▶ [QUOTED TEXT]

------------------------

Seth MacFarlane Producing Sequel to ‘Cosmos’

Late last year it was announced he was tackling immigration in a new series. Now, Seth MacFarlane is stepping into the world of science.

MacFarlane, who is the mastermind behind Fox’s Family Guy, American Dad, and Dads, is producing a sequel to Carl Sagan’s popular series Cosmos: A Personal Voyage.

The new 13-part series is called Cosmos: A Spacetime Odyssey, and will be shown on two channels. The first airing will be March 9 on Fox, and then March 10 on National Geographic.

The project was already in development before MacFarlane came aboard by astrophysicist Neil deGrasse Tyson, who will be hosting the series, and co-producer Ann Druyan, Sagan’s widow. MacFarlane told them that Fox would give them a much broader audience than other networks.

Speaking about his involvement, MacFarlane told USA Today that he’d always been a fan of its predecessor.

“I had seen it as a child, and then when I was in high school saw it again and was able to process in much more depth,” he added.

Tyson wasn’t sure about the sincerity of FOX’s interest, and initially thought they were just being polite because of MacFarlane. After a couple meetings, however, their sincerity showed.

“It became clear that they were interested in Cosmos regardless of whether Seth had sat there making the presentation with us,” he said.

While some may think he’s using a series such as this to help balance out the kind of work he does, that’s not how he sees it.

“I get myself involved with shows and people that I’m enthusiastic about. It’s not a matter of balance in my mind because I don’t see it that way,” he said.

------------------------

▶ [GIVEN EXERCISE 1]
In the article about the Cosmos sequel, turn the paragraph beginning "The new 13-part series" into a short bulleted list that keeps its main facts.
▶ [GIVEN EXERCISE 2]
Retype a passage of the Cosmos sequel article word for word. Begin at the words "The project was" and stop after "than other networks.".

▶ [DATA SECTION]
------------------------

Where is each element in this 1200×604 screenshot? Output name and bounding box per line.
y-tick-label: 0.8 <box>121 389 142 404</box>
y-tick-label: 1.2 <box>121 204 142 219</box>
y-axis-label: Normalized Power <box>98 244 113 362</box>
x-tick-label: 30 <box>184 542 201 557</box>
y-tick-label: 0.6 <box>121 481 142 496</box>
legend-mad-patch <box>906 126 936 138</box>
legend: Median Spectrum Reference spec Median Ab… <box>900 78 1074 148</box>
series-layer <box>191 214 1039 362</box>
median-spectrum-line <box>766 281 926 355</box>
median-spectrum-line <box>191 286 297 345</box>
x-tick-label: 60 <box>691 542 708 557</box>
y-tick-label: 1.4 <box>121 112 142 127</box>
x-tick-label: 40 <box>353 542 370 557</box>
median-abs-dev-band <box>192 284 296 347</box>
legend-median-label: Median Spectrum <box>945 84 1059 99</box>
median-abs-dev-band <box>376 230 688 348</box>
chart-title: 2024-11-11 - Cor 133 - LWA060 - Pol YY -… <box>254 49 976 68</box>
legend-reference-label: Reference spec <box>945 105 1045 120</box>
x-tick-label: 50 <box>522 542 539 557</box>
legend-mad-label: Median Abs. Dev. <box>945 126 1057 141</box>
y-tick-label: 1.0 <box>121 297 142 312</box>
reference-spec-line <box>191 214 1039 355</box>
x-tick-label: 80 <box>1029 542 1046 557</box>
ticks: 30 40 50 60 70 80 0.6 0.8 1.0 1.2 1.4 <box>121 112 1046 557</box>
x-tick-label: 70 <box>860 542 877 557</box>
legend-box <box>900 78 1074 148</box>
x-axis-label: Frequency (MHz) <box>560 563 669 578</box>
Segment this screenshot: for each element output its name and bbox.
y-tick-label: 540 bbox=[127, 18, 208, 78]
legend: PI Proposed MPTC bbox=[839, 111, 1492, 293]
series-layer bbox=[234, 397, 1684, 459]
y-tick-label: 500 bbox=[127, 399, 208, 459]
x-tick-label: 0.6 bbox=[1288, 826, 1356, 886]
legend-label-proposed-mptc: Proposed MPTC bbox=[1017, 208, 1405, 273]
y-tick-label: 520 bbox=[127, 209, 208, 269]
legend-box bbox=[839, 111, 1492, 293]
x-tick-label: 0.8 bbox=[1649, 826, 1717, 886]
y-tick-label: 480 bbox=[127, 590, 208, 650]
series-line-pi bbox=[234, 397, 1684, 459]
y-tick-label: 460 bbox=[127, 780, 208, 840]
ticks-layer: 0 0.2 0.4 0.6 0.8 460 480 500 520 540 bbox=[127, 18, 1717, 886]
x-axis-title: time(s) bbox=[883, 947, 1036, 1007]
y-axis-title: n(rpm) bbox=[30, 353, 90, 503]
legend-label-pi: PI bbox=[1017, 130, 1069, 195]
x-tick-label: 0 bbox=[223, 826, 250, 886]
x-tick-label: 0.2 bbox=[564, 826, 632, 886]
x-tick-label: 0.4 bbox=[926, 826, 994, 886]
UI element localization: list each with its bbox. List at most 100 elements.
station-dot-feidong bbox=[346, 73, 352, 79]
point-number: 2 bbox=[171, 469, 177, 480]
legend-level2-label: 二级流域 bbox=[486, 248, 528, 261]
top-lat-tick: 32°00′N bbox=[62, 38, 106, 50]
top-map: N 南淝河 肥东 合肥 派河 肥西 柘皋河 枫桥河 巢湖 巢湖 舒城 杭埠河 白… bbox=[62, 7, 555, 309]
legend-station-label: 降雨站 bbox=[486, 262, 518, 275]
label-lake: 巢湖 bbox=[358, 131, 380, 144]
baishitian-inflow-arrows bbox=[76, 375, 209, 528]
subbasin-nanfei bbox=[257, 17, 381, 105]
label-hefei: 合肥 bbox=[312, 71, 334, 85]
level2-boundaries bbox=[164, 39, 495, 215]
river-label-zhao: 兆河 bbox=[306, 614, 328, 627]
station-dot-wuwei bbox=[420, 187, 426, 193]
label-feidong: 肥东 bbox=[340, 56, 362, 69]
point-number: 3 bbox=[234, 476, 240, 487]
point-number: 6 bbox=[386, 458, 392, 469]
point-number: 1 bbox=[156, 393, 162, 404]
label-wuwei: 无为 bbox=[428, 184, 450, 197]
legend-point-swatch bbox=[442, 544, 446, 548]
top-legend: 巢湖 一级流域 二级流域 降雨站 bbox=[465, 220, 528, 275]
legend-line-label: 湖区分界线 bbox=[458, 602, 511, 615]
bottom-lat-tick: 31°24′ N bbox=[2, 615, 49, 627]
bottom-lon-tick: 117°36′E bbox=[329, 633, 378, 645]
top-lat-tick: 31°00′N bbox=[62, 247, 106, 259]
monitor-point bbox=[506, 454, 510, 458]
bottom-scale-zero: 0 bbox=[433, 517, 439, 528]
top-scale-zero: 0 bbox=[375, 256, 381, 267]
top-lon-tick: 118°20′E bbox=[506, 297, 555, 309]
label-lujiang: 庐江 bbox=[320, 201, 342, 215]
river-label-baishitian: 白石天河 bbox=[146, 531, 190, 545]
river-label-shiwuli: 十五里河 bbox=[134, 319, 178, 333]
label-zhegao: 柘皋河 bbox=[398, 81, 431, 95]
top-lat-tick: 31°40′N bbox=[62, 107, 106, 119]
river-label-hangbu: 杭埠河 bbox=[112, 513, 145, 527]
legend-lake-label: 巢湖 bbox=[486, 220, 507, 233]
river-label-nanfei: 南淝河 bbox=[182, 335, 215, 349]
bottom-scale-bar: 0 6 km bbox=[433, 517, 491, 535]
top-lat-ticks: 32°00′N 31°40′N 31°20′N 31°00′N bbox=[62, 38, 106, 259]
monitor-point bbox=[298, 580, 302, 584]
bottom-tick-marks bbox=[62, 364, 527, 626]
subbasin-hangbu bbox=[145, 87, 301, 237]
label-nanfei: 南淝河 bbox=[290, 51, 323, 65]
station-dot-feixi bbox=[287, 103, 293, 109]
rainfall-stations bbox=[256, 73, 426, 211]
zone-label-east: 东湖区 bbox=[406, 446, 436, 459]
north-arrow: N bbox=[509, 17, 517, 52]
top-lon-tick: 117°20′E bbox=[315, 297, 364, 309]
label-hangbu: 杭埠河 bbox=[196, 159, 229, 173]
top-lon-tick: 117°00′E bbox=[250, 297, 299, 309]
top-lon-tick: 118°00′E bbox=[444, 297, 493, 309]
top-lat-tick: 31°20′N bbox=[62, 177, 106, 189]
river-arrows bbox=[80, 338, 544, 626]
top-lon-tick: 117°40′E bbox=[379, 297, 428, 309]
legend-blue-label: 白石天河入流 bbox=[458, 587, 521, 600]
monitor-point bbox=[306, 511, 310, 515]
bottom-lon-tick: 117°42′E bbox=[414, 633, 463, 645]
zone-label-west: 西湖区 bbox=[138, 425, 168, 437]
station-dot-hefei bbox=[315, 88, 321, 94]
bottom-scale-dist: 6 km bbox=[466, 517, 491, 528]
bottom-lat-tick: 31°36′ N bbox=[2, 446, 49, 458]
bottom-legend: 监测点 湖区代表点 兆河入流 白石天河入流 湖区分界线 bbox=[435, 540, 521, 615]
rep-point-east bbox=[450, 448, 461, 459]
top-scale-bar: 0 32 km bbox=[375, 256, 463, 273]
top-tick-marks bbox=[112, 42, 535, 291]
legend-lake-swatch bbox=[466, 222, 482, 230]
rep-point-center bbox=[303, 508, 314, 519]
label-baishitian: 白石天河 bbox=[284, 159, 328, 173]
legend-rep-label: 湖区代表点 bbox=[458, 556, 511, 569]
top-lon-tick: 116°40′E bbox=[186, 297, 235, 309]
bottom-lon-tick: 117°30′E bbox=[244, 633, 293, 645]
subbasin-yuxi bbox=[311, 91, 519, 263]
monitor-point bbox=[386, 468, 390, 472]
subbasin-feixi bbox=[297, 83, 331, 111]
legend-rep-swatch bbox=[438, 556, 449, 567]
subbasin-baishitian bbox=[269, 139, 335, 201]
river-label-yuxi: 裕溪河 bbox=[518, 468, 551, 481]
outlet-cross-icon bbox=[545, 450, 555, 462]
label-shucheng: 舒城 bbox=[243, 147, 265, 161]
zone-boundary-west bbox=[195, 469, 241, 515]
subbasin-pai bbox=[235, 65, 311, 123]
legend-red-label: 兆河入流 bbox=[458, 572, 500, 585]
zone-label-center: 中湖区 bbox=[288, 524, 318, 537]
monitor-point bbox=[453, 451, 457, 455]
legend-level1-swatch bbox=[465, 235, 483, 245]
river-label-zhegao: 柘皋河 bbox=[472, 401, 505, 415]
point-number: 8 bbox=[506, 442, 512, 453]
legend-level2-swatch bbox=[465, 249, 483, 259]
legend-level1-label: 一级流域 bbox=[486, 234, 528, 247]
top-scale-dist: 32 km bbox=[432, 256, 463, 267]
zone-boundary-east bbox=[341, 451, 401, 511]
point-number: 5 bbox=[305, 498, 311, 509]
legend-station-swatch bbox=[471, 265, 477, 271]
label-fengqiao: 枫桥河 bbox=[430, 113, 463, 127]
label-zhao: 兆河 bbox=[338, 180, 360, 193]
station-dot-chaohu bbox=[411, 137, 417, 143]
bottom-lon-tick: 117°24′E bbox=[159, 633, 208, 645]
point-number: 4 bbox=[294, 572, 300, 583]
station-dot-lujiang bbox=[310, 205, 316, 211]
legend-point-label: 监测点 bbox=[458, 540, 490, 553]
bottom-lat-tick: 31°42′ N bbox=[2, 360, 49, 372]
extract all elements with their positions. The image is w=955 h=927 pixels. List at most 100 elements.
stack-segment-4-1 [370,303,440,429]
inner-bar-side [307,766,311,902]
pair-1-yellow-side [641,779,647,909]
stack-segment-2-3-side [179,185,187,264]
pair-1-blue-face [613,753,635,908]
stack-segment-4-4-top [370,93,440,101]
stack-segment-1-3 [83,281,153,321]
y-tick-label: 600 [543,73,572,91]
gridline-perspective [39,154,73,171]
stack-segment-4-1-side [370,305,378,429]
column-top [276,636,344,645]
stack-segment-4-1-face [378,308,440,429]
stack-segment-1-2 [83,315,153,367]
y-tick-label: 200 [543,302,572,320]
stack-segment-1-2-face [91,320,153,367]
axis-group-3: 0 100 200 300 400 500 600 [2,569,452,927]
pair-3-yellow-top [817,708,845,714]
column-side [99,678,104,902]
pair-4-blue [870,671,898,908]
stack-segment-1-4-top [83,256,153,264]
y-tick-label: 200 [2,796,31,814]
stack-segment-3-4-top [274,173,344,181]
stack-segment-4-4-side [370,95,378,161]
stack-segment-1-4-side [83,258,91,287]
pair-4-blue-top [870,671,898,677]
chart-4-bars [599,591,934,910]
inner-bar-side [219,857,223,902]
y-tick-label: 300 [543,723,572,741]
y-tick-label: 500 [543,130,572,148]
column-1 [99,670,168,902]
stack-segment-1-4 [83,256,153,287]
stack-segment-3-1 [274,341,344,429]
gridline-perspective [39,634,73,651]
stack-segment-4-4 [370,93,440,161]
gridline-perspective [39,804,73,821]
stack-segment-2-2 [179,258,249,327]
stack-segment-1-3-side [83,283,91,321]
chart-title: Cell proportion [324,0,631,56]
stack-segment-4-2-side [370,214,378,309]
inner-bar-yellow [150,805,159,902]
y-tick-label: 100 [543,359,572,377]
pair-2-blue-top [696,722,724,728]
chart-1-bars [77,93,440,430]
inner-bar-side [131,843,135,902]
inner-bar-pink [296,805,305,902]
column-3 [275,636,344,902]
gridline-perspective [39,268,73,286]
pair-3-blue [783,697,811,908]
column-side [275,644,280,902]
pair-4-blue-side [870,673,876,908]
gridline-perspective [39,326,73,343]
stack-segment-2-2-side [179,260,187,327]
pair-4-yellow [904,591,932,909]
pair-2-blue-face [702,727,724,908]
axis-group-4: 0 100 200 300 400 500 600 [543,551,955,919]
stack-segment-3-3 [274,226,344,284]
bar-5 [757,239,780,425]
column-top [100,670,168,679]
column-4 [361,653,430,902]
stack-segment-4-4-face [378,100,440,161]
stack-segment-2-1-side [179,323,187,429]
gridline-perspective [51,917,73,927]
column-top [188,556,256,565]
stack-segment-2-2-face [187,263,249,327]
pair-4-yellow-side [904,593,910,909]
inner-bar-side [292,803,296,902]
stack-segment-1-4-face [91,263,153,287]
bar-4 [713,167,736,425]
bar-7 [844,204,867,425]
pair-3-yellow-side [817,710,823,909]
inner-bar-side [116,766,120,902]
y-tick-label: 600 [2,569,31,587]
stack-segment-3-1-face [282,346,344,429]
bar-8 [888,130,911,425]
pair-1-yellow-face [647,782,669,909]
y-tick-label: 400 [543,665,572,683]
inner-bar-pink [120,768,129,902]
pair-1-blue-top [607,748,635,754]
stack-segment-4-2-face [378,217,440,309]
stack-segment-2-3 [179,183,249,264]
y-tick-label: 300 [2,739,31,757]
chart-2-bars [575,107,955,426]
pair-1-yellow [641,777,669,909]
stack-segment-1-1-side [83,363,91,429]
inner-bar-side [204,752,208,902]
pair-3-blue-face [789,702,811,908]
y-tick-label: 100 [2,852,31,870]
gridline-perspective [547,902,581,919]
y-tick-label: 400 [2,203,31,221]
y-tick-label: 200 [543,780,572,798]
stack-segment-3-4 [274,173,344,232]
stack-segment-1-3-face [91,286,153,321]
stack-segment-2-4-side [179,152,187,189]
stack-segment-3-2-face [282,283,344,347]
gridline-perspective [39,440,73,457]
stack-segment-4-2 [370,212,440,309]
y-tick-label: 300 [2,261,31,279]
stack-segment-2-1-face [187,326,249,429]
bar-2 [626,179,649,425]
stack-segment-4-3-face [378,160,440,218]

------------------------

▶ [EXERCISE RESULT 1]
- Title: Cosmos: A Spacetime Odyssey
- Length: 13 parts
- First airing: March 9 on Fox
- Second airing: March 10 on National Geographic

▶ [EXERCISE RESULT 2]
The project was already in development before MacFarlane came aboard by astrophysicist Neil deGrasse Tyson, who will be hosting the series, and co-producer Ann Druyan, Sagan’s widow. MacFarlane told them that Fox would give them a much broader audience than other networks.